— START —

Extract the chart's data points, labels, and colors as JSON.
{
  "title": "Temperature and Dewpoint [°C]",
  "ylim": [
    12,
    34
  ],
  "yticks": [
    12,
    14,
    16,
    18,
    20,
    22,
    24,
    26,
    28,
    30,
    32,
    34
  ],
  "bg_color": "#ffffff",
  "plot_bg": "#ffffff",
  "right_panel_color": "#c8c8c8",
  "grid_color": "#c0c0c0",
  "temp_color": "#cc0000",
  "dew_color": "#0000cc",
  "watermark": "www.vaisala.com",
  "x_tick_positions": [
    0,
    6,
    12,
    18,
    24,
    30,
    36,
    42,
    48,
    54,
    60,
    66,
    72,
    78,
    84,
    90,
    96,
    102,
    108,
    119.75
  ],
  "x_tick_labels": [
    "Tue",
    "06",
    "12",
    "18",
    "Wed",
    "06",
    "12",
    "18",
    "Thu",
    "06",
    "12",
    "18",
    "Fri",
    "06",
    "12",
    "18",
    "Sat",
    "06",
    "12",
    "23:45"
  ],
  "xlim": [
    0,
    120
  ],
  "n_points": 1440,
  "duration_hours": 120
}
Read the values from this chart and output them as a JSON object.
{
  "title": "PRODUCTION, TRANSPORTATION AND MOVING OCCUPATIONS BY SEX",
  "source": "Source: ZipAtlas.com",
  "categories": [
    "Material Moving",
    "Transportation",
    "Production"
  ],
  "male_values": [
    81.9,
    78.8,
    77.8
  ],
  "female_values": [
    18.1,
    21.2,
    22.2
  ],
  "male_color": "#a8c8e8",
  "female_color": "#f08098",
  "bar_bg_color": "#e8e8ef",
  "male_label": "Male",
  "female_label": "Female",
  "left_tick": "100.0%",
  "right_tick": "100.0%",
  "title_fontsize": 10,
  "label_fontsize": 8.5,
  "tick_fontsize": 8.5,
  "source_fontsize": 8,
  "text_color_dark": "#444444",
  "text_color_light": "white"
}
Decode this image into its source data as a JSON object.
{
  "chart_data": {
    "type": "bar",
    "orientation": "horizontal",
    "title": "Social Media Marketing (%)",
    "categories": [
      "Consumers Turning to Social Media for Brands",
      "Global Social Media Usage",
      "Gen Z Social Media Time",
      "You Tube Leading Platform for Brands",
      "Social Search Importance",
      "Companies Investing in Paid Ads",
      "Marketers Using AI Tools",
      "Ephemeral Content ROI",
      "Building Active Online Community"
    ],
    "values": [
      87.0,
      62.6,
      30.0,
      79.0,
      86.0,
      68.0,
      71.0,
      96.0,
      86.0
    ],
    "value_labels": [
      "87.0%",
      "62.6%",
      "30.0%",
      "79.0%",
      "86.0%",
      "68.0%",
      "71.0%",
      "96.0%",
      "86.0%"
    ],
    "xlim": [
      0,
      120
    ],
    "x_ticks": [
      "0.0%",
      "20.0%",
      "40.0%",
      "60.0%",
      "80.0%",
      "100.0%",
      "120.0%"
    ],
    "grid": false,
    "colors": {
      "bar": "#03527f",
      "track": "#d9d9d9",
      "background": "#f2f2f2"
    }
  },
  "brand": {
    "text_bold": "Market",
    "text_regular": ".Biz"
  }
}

— END —

> Challenge:
Identify every line holding the word "this" and copy it out.

> In response:
Read the values from this chart and output them as a JSON object.
Decode this image into its source data as a JSON object.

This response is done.